— START Data listing —

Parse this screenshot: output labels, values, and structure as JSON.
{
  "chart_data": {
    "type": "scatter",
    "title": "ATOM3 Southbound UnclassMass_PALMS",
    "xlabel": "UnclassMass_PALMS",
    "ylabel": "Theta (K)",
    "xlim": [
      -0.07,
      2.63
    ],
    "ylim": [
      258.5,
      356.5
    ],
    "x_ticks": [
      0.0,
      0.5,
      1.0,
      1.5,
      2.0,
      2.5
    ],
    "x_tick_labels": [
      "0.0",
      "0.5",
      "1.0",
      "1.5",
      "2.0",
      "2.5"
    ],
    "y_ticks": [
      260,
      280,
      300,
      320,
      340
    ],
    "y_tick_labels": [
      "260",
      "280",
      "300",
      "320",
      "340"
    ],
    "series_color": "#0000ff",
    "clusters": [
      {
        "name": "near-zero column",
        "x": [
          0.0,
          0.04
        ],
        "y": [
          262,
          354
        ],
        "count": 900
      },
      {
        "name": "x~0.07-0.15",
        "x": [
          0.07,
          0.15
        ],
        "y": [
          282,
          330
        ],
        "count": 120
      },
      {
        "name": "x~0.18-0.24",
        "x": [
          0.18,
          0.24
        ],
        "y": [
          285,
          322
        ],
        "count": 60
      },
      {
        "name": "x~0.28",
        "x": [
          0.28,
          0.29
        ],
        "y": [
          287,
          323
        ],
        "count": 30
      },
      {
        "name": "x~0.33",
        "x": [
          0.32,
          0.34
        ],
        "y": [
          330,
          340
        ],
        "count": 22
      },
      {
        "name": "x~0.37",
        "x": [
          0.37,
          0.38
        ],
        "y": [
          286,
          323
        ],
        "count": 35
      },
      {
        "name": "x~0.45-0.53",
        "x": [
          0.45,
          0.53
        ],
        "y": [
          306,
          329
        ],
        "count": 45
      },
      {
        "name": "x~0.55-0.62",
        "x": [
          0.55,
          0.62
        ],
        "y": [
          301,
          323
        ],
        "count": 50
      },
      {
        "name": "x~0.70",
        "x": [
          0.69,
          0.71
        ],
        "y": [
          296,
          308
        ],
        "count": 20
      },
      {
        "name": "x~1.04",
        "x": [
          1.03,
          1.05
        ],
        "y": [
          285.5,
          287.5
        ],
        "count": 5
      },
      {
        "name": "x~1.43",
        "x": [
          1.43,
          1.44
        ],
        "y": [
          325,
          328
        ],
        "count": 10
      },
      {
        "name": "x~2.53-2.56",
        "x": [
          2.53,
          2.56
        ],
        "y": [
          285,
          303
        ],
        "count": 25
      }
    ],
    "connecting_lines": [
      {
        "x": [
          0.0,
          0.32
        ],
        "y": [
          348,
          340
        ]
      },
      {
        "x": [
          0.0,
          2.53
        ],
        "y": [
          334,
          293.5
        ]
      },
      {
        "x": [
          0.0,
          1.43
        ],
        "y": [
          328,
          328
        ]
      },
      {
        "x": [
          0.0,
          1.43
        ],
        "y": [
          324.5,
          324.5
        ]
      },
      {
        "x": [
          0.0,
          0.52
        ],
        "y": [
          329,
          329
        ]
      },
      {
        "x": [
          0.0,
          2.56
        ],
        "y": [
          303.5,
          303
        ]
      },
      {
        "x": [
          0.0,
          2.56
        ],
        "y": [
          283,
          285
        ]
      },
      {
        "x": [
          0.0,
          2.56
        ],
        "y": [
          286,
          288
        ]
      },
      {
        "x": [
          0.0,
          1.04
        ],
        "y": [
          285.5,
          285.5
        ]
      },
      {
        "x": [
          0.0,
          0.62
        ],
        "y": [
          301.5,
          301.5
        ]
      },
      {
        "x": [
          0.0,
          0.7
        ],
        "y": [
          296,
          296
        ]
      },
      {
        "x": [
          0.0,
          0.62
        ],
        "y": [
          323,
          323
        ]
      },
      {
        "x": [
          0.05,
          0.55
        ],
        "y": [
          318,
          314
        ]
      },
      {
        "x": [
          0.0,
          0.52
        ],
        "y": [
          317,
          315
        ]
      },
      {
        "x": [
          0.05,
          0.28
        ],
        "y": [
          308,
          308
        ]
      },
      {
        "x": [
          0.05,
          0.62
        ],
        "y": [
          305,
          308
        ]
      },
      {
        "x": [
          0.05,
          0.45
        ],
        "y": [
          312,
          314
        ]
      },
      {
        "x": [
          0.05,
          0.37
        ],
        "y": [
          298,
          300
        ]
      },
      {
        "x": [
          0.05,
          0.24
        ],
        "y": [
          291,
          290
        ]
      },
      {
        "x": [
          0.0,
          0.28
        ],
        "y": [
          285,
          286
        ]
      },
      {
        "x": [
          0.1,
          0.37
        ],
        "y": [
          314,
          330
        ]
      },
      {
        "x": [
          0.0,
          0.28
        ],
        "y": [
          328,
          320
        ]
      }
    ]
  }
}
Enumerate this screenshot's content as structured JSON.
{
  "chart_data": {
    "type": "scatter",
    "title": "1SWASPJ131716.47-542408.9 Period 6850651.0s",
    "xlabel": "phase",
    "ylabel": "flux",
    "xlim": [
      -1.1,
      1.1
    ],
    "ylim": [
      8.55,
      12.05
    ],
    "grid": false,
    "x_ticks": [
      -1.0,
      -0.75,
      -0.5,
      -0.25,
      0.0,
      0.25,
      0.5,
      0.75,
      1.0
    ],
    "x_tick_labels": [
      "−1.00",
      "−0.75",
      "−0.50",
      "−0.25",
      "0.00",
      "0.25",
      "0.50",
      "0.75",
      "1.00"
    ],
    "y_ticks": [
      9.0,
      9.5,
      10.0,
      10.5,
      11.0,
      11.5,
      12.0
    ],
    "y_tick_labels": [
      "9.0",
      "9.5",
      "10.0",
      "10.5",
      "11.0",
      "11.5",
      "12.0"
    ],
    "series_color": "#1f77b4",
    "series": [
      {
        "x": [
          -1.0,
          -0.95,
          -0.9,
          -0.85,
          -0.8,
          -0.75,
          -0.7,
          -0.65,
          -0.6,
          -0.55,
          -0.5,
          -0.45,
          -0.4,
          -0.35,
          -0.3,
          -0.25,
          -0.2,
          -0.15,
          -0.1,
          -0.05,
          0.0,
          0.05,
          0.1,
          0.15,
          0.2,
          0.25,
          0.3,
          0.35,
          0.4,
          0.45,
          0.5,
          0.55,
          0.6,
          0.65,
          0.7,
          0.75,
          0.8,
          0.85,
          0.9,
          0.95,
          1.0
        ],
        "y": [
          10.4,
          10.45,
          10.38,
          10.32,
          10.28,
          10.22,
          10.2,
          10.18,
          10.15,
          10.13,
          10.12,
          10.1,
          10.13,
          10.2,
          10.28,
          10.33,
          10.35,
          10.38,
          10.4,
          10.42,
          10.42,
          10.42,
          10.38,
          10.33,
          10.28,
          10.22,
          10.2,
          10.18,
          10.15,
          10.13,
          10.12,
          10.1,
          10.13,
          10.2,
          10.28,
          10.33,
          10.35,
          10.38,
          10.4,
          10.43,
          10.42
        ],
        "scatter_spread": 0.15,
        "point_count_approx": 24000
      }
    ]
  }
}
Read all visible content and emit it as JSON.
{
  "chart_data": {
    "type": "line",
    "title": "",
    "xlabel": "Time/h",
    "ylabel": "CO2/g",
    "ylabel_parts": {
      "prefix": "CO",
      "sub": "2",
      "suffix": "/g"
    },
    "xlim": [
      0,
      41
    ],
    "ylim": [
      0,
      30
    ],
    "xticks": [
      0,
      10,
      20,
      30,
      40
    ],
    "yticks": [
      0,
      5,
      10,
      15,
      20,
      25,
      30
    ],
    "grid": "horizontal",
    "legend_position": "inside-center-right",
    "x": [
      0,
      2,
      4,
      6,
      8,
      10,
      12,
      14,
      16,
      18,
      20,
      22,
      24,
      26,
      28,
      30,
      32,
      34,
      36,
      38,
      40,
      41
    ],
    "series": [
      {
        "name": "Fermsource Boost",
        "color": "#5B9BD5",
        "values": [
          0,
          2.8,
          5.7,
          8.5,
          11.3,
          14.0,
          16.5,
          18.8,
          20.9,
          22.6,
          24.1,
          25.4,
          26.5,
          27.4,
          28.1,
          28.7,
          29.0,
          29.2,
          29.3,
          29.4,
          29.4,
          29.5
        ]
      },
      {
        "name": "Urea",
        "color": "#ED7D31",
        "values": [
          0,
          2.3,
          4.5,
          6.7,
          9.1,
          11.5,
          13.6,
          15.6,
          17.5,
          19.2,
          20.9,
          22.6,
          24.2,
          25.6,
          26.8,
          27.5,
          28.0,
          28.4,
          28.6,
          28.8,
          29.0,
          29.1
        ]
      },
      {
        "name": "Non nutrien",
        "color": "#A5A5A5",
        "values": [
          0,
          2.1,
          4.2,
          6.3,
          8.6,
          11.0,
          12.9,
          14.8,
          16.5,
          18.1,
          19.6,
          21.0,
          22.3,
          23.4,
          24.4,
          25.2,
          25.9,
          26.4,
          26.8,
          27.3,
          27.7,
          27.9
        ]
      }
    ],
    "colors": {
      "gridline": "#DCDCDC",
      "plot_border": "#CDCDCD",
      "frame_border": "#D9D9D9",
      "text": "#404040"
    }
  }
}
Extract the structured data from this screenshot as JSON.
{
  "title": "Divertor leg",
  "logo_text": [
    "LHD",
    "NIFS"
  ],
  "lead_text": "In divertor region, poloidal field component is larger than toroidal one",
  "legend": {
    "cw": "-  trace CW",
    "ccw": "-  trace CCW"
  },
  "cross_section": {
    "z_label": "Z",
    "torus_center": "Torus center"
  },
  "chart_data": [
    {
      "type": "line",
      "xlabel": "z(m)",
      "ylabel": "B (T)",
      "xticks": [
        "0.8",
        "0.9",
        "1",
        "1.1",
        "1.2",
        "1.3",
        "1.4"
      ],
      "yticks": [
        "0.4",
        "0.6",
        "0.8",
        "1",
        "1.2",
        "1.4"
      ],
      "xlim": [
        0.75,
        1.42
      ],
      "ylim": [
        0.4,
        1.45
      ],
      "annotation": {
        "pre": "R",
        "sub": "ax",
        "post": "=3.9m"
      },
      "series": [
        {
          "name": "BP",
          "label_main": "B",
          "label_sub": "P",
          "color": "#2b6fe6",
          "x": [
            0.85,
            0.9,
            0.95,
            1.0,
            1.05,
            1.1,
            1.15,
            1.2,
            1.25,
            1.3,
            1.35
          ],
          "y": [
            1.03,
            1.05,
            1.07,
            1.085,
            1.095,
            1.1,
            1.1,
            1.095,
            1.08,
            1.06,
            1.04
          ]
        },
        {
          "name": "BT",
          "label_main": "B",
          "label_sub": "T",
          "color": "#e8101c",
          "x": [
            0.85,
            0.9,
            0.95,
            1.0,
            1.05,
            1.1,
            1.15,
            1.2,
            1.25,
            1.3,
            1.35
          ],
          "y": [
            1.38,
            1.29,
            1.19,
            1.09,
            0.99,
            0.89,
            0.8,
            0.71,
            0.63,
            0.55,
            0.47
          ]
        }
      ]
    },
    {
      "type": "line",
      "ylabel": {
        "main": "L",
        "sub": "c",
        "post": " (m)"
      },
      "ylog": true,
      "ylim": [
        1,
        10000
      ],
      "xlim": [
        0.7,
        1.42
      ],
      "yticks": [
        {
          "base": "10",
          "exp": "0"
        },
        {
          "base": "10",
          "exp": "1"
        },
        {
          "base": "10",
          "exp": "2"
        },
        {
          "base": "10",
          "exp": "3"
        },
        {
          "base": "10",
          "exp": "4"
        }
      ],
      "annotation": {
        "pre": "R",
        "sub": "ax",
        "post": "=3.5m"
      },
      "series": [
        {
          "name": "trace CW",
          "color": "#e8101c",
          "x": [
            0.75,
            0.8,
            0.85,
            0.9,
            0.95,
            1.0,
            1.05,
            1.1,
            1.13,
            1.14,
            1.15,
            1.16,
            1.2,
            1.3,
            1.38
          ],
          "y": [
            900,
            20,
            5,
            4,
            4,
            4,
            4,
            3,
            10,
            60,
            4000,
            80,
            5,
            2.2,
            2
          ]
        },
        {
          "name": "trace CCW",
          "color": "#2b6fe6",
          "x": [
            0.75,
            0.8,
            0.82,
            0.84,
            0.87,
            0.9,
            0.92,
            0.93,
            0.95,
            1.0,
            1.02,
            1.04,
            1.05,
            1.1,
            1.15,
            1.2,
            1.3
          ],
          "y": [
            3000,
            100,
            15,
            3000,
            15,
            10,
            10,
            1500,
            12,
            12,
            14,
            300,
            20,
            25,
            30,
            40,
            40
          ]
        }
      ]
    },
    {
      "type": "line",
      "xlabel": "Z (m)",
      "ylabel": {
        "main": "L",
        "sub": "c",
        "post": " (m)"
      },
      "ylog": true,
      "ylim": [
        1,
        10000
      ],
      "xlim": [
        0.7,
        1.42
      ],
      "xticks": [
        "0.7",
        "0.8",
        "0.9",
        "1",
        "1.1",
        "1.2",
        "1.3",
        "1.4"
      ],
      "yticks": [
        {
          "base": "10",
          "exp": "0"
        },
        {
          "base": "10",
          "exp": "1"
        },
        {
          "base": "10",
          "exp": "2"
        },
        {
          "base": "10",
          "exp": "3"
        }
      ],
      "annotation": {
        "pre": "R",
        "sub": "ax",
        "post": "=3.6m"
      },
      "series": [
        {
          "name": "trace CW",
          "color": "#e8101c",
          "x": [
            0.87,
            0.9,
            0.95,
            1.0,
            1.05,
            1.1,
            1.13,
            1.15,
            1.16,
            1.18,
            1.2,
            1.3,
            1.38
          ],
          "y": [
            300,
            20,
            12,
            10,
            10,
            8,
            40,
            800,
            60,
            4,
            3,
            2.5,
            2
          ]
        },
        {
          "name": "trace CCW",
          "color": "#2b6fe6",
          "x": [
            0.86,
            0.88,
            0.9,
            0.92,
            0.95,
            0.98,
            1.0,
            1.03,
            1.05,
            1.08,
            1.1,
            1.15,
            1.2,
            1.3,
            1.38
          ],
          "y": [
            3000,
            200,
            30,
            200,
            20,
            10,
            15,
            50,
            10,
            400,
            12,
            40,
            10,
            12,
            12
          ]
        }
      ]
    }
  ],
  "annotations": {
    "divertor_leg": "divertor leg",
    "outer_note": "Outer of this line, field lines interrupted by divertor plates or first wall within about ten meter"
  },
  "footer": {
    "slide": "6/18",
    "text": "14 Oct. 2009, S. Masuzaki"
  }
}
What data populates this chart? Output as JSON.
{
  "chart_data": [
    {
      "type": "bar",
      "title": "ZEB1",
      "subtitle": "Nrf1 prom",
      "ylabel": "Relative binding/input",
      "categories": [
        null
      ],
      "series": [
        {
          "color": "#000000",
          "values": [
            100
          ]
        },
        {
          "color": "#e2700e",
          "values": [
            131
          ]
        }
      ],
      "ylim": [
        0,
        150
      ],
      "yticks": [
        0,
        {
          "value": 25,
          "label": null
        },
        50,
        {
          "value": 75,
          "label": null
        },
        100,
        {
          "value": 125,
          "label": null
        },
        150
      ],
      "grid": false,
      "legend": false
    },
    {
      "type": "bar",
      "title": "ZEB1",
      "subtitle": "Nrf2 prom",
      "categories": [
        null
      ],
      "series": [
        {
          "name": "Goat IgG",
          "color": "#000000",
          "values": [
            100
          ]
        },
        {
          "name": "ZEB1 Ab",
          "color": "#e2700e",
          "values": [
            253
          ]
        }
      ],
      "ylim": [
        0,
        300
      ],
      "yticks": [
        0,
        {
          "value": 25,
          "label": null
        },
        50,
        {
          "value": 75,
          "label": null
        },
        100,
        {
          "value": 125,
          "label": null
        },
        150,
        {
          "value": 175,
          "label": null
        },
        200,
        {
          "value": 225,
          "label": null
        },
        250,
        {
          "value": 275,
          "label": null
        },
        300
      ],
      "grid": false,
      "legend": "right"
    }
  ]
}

— END Data listing —

- [Directions for this task]: Which lines hold the string "right"? List them all.

- [Exercise answer]:
    "legend_position": "inside-center-right",
      "legend": "right"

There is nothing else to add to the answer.